(Items from a data source)

-- begin --

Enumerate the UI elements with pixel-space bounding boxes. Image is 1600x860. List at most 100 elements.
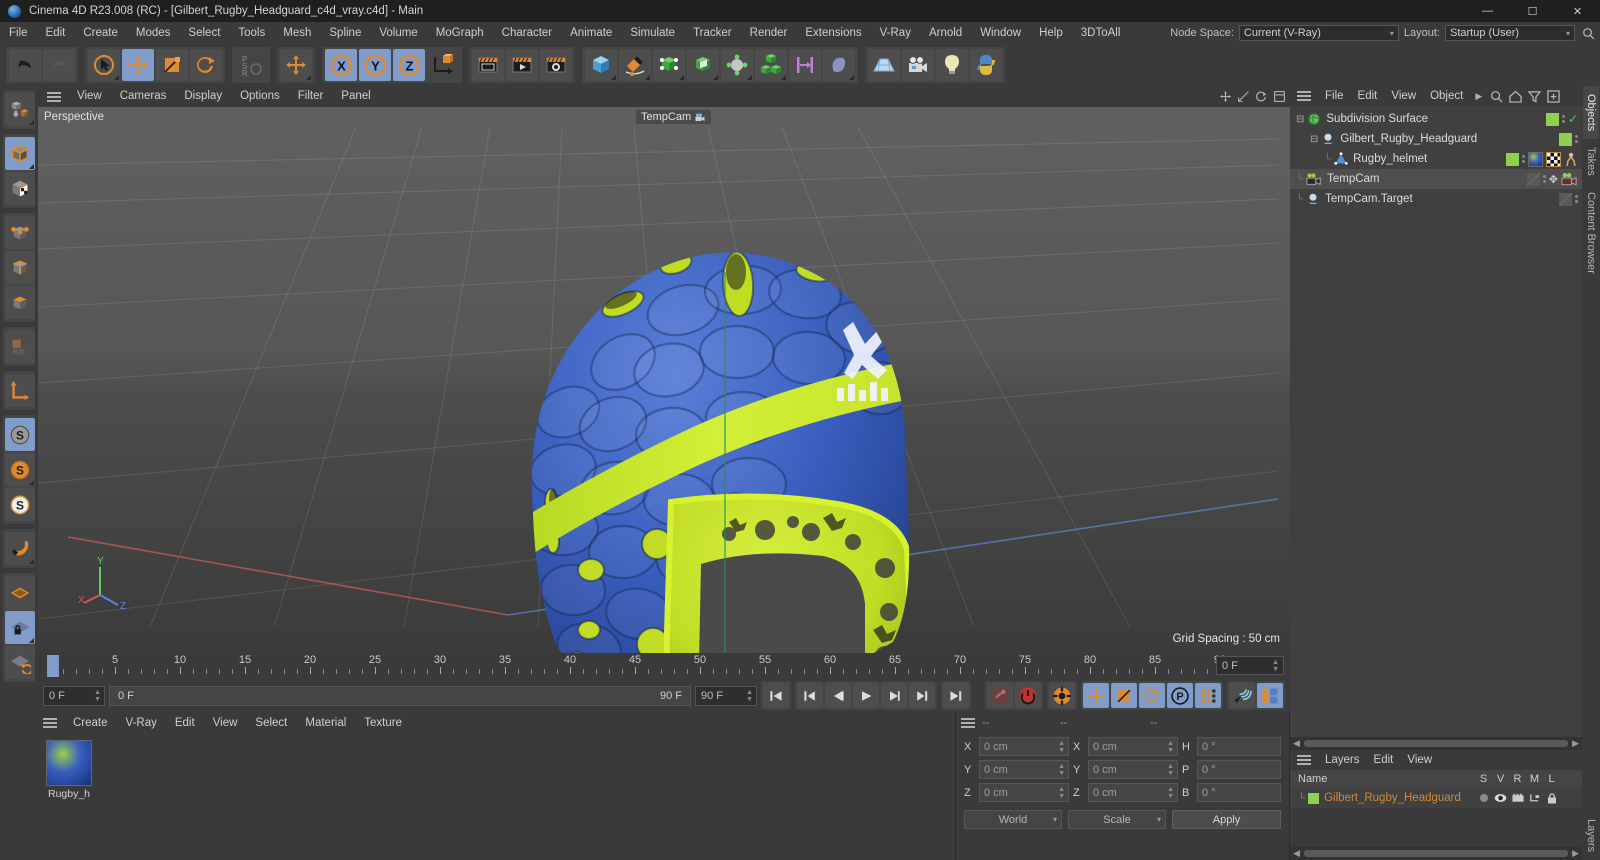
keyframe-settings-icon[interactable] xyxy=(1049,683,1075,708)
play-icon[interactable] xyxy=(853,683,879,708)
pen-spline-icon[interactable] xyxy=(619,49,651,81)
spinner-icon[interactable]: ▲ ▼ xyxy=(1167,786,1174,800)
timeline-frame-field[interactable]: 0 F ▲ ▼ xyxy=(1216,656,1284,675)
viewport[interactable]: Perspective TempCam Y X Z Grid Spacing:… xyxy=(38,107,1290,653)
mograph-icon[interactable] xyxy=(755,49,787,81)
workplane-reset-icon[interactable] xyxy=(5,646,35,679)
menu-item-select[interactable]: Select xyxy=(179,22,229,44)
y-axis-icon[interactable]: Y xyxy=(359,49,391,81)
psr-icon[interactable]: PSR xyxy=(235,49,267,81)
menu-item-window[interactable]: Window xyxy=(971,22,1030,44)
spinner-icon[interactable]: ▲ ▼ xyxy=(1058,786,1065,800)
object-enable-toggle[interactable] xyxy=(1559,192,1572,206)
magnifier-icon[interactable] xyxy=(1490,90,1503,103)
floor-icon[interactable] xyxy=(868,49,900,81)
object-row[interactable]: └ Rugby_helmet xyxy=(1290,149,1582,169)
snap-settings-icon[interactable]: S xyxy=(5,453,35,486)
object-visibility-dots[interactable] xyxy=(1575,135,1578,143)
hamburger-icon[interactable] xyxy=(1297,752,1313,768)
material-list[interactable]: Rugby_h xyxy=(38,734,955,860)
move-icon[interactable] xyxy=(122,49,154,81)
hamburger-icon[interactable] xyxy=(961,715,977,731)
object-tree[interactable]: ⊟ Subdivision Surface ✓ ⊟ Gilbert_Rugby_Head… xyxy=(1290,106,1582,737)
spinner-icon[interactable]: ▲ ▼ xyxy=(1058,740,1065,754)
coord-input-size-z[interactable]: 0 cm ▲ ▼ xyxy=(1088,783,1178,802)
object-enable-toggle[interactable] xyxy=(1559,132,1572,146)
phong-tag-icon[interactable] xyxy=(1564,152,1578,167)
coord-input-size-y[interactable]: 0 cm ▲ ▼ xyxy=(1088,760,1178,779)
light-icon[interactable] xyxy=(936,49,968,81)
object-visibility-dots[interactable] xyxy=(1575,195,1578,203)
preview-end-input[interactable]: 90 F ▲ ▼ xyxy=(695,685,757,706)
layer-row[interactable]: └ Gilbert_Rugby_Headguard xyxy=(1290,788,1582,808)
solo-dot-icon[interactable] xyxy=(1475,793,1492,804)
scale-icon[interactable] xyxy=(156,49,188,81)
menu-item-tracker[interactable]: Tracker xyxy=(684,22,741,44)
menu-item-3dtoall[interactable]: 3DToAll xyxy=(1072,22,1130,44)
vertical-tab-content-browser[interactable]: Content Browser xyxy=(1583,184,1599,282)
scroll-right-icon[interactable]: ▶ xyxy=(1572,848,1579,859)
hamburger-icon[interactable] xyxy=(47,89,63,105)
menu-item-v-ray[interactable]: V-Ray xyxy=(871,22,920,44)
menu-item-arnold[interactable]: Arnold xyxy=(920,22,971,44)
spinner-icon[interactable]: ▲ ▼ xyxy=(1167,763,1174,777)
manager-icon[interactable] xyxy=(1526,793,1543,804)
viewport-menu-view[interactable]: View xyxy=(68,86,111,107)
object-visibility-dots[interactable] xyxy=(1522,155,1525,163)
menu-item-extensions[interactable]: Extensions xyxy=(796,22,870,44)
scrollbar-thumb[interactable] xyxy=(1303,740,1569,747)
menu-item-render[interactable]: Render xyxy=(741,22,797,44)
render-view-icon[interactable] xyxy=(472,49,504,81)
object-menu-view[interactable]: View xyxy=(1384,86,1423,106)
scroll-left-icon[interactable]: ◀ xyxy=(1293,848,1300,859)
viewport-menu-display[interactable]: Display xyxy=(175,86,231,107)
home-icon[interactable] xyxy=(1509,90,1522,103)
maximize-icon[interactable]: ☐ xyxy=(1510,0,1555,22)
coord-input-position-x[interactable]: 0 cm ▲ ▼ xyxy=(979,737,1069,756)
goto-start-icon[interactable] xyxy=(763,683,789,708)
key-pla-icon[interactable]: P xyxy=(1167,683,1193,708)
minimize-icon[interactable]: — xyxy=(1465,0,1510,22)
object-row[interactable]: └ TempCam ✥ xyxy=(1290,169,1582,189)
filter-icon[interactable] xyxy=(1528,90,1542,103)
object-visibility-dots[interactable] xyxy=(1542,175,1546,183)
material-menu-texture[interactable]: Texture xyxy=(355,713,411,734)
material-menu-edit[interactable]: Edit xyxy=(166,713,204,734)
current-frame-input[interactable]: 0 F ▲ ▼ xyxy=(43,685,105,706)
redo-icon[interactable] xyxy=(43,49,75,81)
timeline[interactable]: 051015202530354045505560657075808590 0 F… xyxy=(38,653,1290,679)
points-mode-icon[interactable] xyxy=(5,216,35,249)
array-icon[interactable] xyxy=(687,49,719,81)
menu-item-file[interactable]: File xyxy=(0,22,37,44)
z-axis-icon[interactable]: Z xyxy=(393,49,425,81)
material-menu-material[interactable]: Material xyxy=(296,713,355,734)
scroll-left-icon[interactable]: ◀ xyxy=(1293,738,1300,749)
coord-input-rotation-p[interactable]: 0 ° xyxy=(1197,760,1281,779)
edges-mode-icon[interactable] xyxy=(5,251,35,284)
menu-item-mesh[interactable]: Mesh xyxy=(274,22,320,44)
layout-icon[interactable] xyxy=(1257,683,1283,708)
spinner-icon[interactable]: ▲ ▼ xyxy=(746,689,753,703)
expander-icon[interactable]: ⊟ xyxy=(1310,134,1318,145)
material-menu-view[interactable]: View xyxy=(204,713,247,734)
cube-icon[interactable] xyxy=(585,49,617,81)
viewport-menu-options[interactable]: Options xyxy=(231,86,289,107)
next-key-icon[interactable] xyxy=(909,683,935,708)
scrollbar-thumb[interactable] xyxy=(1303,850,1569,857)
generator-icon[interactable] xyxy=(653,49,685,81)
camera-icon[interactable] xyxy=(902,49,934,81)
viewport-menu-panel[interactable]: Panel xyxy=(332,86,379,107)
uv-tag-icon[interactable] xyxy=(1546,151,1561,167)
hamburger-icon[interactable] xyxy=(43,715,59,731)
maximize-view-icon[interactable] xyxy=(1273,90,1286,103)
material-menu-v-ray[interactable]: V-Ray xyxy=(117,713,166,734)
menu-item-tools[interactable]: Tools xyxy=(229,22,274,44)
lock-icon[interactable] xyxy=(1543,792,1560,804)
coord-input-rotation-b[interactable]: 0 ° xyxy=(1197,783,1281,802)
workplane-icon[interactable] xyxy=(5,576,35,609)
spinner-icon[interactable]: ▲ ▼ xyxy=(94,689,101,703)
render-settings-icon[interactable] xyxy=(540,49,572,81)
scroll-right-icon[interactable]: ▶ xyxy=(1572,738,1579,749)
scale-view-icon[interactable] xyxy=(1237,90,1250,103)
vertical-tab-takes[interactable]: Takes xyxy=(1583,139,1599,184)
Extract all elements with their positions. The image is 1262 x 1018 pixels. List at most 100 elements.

-- end --

> [Task goal]: Reproduce verbatim the data lines between the one containing "keyframe-settings-icon[interactable] xyxy=(1049,683,1075,708)" and the one containing "material-list[interactable]: Rugby_h xyxy=(38,734,955,860)", both included.

> [Solution to the exercise]:
keyframe-settings-icon[interactable] xyxy=(1049,683,1075,708)
play-icon[interactable] xyxy=(853,683,879,708)
pen-spline-icon[interactable] xyxy=(619,49,651,81)
spinner-icon[interactable]: ▲ ▼ xyxy=(1167,786,1174,800)
timeline-frame-field[interactable]: 0 F ▲ ▼ xyxy=(1216,656,1284,675)
viewport[interactable]: Perspective TempCam Y X Z Grid Spacing:… xyxy=(38,107,1290,653)
mograph-icon[interactable] xyxy=(755,49,787,81)
workplane-reset-icon[interactable] xyxy=(5,646,35,679)
menu-item-select[interactable]: Select xyxy=(179,22,229,44)
y-axis-icon[interactable]: Y xyxy=(359,49,391,81)
psr-icon[interactable]: PSR xyxy=(235,49,267,81)
menu-item-window[interactable]: Window xyxy=(971,22,1030,44)
spinner-icon[interactable]: ▲ ▼ xyxy=(1058,786,1065,800)
object-enable-toggle[interactable] xyxy=(1559,192,1572,206)
magnifier-icon[interactable] xyxy=(1490,90,1503,103)
floor-icon[interactable] xyxy=(868,49,900,81)
object-row[interactable]: └ Rugby_helmet xyxy=(1290,149,1582,169)
snap-settings-icon[interactable]: S xyxy=(5,453,35,486)
object-visibility-dots[interactable] xyxy=(1575,135,1578,143)
hamburger-icon[interactable] xyxy=(1297,752,1313,768)
material-list[interactable]: Rugby_h xyxy=(38,734,955,860)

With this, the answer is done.